Pull every line holding the string "二級警戒" from the records below.

■ ■ ■

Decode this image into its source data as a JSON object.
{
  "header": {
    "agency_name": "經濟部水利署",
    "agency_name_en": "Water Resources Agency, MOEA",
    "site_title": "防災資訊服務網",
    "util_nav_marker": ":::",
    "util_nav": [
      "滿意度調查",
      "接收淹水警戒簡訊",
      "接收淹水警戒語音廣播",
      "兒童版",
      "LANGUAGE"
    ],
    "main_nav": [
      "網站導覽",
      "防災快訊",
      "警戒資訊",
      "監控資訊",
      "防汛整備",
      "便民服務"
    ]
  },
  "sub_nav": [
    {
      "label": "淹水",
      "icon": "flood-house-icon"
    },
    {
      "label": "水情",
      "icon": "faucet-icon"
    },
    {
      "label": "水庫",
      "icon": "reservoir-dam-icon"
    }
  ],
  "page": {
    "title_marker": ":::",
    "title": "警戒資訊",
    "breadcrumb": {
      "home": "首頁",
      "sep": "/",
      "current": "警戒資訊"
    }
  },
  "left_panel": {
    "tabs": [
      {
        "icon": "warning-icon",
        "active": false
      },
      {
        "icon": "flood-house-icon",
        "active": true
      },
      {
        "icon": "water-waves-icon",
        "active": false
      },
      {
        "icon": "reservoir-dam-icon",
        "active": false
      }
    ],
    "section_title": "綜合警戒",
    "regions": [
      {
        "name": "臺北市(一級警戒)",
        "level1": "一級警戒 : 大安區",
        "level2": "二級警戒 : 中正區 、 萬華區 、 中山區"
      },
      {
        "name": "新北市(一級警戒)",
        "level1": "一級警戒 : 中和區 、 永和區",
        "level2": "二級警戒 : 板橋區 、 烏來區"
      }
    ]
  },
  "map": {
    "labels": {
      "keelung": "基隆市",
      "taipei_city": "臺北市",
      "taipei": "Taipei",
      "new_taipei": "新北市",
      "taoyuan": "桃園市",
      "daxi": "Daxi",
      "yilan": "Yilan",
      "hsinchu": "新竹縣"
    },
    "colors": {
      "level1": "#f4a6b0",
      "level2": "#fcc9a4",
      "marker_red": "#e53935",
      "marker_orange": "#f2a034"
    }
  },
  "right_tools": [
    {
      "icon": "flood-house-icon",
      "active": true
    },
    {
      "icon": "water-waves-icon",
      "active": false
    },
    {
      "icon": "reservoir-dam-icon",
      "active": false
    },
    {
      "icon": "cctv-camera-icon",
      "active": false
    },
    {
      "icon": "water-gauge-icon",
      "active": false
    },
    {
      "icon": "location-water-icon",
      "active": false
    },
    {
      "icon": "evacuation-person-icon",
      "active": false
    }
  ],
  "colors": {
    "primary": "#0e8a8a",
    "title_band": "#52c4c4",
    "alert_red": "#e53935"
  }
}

■ ■ ■

[WRITTEN ANSWER]
        "level2": "二級警戒 : 中正區 、 萬華區 、 中山區"
        "level2": "二級警戒 : 板橋區 、 烏來區"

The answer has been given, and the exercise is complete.